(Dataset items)
— start —

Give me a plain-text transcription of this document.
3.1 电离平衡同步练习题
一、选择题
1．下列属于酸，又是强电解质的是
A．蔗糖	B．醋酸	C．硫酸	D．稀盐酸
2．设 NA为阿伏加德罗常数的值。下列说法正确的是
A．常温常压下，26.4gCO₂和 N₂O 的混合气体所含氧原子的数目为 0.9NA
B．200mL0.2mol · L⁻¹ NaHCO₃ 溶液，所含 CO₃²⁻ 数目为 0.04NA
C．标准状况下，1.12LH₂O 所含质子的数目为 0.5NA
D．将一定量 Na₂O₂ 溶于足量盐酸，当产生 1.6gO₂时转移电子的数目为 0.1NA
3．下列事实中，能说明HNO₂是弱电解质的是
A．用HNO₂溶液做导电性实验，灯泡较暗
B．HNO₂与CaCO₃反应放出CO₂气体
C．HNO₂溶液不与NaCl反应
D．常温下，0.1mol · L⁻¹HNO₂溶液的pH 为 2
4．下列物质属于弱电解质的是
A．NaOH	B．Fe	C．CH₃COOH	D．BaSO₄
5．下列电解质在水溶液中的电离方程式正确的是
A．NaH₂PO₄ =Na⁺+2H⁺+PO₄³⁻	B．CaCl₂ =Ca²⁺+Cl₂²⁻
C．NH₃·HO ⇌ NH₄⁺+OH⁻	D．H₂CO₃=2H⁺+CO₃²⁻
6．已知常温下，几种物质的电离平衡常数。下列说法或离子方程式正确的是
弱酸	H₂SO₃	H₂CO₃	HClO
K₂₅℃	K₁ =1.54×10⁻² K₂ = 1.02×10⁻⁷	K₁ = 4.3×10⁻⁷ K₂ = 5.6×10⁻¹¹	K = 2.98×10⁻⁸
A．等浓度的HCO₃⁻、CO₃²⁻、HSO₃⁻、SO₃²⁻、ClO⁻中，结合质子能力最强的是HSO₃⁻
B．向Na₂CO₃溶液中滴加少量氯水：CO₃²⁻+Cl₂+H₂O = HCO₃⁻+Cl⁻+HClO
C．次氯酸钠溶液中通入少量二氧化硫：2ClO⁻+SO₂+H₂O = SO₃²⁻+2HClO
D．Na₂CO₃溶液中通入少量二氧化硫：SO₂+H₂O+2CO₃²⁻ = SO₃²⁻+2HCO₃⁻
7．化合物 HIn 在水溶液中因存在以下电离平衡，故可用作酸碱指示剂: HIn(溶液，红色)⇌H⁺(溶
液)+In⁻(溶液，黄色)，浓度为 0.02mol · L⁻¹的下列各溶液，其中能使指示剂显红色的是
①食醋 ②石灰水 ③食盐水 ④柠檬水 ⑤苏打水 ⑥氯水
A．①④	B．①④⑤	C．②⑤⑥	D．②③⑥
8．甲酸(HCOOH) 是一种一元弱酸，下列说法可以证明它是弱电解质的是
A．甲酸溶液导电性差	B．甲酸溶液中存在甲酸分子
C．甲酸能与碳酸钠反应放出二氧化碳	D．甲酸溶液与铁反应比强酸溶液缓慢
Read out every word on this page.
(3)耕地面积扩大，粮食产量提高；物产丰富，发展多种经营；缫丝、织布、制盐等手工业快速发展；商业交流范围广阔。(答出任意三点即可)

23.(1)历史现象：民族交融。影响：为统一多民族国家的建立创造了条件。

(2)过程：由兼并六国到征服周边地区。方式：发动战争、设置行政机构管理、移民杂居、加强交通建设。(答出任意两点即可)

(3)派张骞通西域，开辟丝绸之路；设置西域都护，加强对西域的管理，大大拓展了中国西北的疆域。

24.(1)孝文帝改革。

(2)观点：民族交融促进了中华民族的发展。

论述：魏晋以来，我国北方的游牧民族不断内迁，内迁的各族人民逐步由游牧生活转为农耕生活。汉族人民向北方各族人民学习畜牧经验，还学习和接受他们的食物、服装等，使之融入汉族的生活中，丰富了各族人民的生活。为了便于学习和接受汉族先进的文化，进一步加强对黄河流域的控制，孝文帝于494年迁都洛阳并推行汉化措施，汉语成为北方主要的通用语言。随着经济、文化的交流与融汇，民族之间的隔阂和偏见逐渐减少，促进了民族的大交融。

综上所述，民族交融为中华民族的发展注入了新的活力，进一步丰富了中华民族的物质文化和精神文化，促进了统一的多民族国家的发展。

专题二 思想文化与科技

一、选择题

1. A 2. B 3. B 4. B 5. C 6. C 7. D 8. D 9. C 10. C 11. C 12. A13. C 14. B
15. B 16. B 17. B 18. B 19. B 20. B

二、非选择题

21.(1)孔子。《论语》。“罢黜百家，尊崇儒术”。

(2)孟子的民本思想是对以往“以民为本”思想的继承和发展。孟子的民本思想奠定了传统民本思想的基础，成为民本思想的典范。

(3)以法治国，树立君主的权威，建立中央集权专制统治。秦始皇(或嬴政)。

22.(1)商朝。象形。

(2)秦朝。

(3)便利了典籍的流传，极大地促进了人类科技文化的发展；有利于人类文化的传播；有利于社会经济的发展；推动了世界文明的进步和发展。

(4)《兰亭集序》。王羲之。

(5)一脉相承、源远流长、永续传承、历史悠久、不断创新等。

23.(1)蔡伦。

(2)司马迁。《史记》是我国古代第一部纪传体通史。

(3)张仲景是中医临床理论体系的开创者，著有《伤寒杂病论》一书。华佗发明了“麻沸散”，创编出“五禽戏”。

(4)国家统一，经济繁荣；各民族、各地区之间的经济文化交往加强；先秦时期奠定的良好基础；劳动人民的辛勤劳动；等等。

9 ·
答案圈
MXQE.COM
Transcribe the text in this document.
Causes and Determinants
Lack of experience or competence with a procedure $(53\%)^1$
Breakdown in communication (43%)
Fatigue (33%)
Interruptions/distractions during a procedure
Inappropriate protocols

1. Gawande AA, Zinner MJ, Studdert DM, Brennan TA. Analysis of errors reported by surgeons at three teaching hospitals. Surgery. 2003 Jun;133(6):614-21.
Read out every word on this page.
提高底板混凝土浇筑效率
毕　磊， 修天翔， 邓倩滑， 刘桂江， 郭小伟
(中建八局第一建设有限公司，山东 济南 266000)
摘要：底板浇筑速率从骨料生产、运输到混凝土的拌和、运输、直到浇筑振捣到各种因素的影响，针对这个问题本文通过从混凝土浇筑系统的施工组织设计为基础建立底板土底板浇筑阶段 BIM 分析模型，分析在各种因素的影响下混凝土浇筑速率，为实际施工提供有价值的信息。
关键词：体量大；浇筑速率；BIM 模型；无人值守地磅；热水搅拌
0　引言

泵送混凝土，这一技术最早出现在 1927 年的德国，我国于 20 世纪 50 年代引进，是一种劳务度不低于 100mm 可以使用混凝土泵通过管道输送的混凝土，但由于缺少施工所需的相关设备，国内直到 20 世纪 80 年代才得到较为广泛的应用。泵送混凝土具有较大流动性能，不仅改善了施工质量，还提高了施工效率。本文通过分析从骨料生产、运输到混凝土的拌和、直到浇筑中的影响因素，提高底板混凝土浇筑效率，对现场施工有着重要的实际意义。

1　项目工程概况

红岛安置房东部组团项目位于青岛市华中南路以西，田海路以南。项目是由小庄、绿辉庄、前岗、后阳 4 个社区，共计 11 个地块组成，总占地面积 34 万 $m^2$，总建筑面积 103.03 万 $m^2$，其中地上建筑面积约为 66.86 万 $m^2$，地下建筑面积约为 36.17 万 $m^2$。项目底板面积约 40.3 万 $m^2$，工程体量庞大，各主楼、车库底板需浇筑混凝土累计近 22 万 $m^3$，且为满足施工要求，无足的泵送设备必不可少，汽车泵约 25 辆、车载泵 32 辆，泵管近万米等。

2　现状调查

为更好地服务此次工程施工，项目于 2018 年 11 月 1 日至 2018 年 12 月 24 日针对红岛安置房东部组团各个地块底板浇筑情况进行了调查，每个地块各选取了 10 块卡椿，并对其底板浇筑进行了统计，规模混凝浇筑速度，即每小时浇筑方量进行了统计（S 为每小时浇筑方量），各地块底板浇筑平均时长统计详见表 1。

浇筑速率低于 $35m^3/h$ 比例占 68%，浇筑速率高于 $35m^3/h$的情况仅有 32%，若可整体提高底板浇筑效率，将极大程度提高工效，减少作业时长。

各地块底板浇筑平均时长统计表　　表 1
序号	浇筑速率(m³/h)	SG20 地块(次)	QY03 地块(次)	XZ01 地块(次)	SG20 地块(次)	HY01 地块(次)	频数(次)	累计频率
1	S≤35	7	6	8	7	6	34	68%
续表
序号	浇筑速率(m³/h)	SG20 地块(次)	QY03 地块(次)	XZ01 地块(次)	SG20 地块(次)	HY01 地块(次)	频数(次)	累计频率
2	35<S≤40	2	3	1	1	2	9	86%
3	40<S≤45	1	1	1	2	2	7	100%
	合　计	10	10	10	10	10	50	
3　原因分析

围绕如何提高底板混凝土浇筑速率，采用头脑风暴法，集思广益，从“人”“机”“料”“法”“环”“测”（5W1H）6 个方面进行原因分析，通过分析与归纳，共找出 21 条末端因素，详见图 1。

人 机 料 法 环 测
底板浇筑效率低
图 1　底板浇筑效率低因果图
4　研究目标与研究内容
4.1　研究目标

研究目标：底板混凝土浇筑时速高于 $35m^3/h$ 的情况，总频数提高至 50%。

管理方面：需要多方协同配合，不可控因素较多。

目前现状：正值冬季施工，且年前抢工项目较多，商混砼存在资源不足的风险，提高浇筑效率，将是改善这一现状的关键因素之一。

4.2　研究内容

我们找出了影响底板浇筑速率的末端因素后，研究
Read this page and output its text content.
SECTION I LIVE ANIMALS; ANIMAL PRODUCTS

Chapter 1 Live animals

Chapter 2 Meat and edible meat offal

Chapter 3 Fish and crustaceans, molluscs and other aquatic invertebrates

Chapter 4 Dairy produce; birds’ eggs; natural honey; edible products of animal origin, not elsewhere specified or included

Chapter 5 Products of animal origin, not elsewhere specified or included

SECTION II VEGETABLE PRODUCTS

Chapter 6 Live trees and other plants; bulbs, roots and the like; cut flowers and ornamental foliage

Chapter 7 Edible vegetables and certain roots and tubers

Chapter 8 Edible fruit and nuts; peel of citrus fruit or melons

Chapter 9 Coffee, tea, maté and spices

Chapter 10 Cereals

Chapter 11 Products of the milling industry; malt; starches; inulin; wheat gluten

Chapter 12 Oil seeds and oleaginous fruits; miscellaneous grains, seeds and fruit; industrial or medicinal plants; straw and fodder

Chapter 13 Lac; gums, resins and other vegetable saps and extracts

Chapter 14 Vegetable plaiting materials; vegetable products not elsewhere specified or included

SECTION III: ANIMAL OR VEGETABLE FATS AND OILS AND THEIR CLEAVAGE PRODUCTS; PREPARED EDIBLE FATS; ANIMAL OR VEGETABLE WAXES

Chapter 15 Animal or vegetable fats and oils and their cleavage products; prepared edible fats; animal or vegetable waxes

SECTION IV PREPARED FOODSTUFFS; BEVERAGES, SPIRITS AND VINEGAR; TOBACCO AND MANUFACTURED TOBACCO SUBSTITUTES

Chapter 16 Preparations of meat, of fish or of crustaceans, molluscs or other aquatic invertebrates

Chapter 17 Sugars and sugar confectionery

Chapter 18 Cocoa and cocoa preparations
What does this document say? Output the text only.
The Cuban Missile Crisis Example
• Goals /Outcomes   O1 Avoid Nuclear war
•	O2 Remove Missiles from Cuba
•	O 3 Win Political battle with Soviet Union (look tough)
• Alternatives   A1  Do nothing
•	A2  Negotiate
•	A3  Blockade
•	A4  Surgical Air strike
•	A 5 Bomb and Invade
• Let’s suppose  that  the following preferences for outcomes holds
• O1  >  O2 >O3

— end —

## Directive
Say the number of lines in the records above that include the string "roots", and no more.

## Finished answer
2